## WHAT YOU WILL DO
Your task is to print all of the data word for word.

## PROVIDED INFORMATION
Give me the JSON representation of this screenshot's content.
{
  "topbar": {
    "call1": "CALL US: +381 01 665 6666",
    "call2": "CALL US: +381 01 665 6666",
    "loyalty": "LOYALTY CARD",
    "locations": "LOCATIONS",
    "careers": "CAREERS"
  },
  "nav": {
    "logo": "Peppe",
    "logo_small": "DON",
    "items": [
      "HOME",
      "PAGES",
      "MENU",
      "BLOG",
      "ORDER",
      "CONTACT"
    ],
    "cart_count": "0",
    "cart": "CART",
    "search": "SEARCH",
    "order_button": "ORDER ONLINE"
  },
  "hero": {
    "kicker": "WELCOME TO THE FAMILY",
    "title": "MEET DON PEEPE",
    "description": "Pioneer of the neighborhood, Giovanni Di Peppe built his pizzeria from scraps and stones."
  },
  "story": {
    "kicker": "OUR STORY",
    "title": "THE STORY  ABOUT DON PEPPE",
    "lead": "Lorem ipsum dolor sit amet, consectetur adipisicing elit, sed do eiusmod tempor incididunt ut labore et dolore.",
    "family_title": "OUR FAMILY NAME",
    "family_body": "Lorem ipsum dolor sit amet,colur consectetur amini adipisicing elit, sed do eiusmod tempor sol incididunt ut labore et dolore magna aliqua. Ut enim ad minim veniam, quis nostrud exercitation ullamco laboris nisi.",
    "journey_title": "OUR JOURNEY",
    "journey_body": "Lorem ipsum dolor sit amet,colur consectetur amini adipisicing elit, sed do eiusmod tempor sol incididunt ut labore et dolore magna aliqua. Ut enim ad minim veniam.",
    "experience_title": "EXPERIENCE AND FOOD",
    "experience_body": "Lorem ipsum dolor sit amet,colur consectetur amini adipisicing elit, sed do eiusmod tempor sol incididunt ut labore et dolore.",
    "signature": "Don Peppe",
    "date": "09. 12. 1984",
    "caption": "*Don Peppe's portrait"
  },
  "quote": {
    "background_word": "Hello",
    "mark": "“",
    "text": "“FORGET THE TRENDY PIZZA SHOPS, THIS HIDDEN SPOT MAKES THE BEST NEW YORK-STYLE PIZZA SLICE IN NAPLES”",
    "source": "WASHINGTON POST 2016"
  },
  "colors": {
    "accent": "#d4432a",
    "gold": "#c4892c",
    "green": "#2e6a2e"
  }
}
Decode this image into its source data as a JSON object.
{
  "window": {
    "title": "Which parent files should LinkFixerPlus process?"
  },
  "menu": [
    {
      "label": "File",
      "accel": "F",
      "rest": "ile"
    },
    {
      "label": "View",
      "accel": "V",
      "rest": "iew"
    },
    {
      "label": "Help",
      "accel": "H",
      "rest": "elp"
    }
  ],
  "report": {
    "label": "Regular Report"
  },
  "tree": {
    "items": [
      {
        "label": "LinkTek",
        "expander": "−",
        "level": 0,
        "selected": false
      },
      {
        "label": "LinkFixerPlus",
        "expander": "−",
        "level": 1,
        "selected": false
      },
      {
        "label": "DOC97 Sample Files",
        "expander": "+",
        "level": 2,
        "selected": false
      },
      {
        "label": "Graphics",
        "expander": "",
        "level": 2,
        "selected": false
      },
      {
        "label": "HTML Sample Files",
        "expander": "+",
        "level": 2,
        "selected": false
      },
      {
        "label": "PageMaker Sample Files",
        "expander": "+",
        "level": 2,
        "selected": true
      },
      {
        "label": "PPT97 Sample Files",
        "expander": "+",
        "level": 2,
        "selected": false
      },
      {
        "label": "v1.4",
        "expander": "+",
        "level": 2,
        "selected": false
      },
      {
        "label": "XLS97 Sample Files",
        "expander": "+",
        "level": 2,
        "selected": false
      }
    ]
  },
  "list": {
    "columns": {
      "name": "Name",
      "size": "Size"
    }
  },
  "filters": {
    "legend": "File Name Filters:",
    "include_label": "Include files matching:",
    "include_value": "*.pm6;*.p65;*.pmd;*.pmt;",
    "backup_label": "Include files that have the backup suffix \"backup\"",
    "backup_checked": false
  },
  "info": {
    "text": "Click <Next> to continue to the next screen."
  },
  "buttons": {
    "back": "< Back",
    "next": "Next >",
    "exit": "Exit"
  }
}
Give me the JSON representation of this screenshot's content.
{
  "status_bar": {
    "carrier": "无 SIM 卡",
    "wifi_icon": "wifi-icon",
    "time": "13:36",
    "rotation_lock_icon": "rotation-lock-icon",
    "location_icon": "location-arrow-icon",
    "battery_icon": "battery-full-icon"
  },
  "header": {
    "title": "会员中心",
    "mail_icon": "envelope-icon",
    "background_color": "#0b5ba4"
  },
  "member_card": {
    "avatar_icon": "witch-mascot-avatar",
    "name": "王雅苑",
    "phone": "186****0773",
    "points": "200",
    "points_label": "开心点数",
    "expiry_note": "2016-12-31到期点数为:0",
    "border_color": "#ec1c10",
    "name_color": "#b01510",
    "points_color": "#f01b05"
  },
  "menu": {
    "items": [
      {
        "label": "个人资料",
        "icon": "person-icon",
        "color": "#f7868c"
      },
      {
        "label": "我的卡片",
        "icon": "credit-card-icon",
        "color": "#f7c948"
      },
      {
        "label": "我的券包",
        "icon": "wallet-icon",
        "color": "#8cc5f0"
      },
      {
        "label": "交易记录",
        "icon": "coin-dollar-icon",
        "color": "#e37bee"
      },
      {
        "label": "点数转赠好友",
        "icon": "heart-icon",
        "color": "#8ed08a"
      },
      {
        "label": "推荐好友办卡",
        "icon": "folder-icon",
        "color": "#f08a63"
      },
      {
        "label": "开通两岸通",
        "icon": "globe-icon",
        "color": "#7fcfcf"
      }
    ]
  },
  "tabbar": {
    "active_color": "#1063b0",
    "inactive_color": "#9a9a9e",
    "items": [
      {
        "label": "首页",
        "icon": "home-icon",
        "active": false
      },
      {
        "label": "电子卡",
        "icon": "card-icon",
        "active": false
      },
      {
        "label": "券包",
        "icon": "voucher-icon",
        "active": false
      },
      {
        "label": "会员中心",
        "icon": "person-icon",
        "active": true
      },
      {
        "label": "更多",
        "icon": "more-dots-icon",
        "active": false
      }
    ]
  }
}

## THE ANSWER
Give me the JSON representation of this screenshot's content.
{
  "topbar": {
    "call1": "CALL US: +381 01 665 6666",
    "call2": "CALL US: +381 01 665 6666",
    "loyalty": "LOYALTY CARD",
    "locations": "LOCATIONS",
    "careers": "CAREERS"
  },
  "nav": {
    "logo": "Peppe",
    "logo_small": "DON",
    "items": [
      "HOME",
      "PAGES",
      "MENU",
      "BLOG",
      "ORDER",
      "CONTACT"
    ],
    "cart_count": "0",
    "cart": "CART",
    "search": "SEARCH",
    "order_button": "ORDER ONLINE"
  },
  "hero": {
    "kicker": "WELCOME TO THE FAMILY",
    "title": "MEET DON PEEPE",
    "description": "Pioneer of the neighborhood, Giovanni Di Peppe built his pizzeria from scraps and stones."
  },
  "story": {
    "kicker": "OUR STORY",
    "title": "THE STORY  ABOUT DON PEPPE",
    "lead": "Lorem ipsum dolor sit amet, consectetur adipisicing elit, sed do eiusmod tempor incididunt ut labore et dolore.",
    "family_title": "OUR FAMILY NAME",
    "family_body": "Lorem ipsum dolor sit amet,colur consectetur amini adipisicing elit, sed do eiusmod tempor sol incididunt ut labore et dolore magna aliqua. Ut enim ad minim veniam, quis nostrud exercitation ullamco laboris nisi.",
    "journey_title": "OUR JOURNEY",
    "journey_body": "Lorem ipsum dolor sit amet,colur consectetur amini adipisicing elit, sed do eiusmod tempor sol incididunt ut labore et dolore magna aliqua. Ut enim ad minim veniam.",
    "experience_title": "EXPERIENCE AND FOOD",
    "experience_body": "Lorem ipsum dolor sit amet,colur consectetur amini adipisicing elit, sed do eiusmod tempor sol incididunt ut labore et dolore.",
    "signature": "Don Peppe",
    "date": "09. 12. 1984",
    "caption": "*Don Peppe's portrait"
  },
  "quote": {
    "background_word": "Hello",
    "mark": "“",
    "text": "“FORGET THE TRENDY PIZZA SHOPS, THIS HIDDEN SPOT MAKES THE BEST NEW YORK-STYLE PIZZA SLICE IN NAPLES”",
    "source": "WASHINGTON POST 2016"
  },
  "colors": {
    "accent": "#d4432a",
    "gold": "#c4892c",
    "green": "#2e6a2e"
  }
}
Decode this image into its source data as a JSON object.
{
  "window": {
    "title": "Which parent files should LinkFixerPlus process?"
  },
  "menu": [
    {
      "label": "File",
      "accel": "F",
      "rest": "ile"
    },
    {
      "label": "View",
      "accel": "V",
      "rest": "iew"
    },
    {
      "label": "Help",
      "accel": "H",
      "rest": "elp"
    }
  ],
  "report": {
    "label": "Regular Report"
  },
  "tree": {
    "items": [
      {
        "label": "LinkTek",
        "expander": "−",
        "level": 0,
        "selected": false
      },
      {
        "label": "LinkFixerPlus",
        "expander": "−",
        "level": 1,
        "selected": false
      },
      {
        "label": "DOC97 Sample Files",
        "expander": "+",
        "level": 2,
        "selected": false
      },
      {
        "label": "Graphics",
        "expander": "",
        "level": 2,
        "selected": false
      },
      {
        "label": "HTML Sample Files",
        "expander": "+",
        "level": 2,
        "selected": false
      },
      {
        "label": "PageMaker Sample Files",
        "expander": "+",
        "level": 2,
        "selected": true
      },
      {
        "label": "PPT97 Sample Files",
        "expander": "+",
        "level": 2,
        "selected": false
      },
      {
        "label": "v1.4",
        "expander": "+",
        "level": 2,
        "selected": false
      },
      {
        "label": "XLS97 Sample Files",
        "expander": "+",
        "level": 2,
        "selected": false
      }
    ]
  },
  "list": {
    "columns": {
      "name": "Name",
      "size": "Size"
    }
  },
  "filters": {
    "legend": "File Name Filters:",
    "include_label": "Include files matching:",
    "include_value": "*.pm6;*.p65;*.pmd;*.pmt;",
    "backup_label": "Include files that have the backup suffix \"backup\"",
    "backup_checked": false
  },
  "info": {
    "text": "Click <Next> to continue to the next screen."
  },
  "buttons": {
    "back": "< Back",
    "next": "Next >",
    "exit": "Exit"
  }
}
Give me the JSON representation of this screenshot's content.
{
  "status_bar": {
    "carrier": "无 SIM 卡",
    "wifi_icon": "wifi-icon",
    "time": "13:36",
    "rotation_lock_icon": "rotation-lock-icon",
    "location_icon": "location-arrow-icon",
    "battery_icon": "battery-full-icon"
  },
  "header": {
    "title": "会员中心",
    "mail_icon": "envelope-icon",
    "background_color": "#0b5ba4"
  },
  "member_card": {
    "avatar_icon": "witch-mascot-avatar",
    "name": "王雅苑",
    "phone": "186****0773",
    "points": "200",
    "points_label": "开心点数",
    "expiry_note": "2016-12-31到期点数为:0",
    "border_color": "#ec1c10",
    "name_color": "#b01510",
    "points_color": "#f01b05"
  },
  "menu": {
    "items": [
      {
        "label": "个人资料",
        "icon": "person-icon",
        "color": "#f7868c"
      },
      {
        "label": "我的卡片",
        "icon": "credit-card-icon",
        "color": "#f7c948"
      },
      {
        "label": "我的券包",
        "icon": "wallet-icon",
        "color": "#8cc5f0"
      },
      {
        "label": "交易记录",
        "icon": "coin-dollar-icon",
        "color": "#e37bee"
      },
      {
        "label": "点数转赠好友",
        "icon": "heart-icon",
        "color": "#8ed08a"
      },
      {
        "label": "推荐好友办卡",
        "icon": "folder-icon",
        "color": "#f08a63"
      },
      {
        "label": "开通两岸通",
        "icon": "globe-icon",
        "color": "#7fcfcf"
      }
    ]
  },
  "tabbar": {
    "active_color": "#1063b0",
    "inactive_color": "#9a9a9e",
    "items": [
      {
        "label": "首页",
        "icon": "home-icon",
        "active": false
      },
      {
        "label": "电子卡",
        "icon": "card-icon",
        "active": false
      },
      {
        "label": "券包",
        "icon": "voucher-icon",
        "active": false
      },
      {
        "label": "会员中心",
        "icon": "person-icon",
        "active": true
      },
      {
        "label": "更多",
        "icon": "more-dots-icon",
        "active": false
      }
    ]
  }
}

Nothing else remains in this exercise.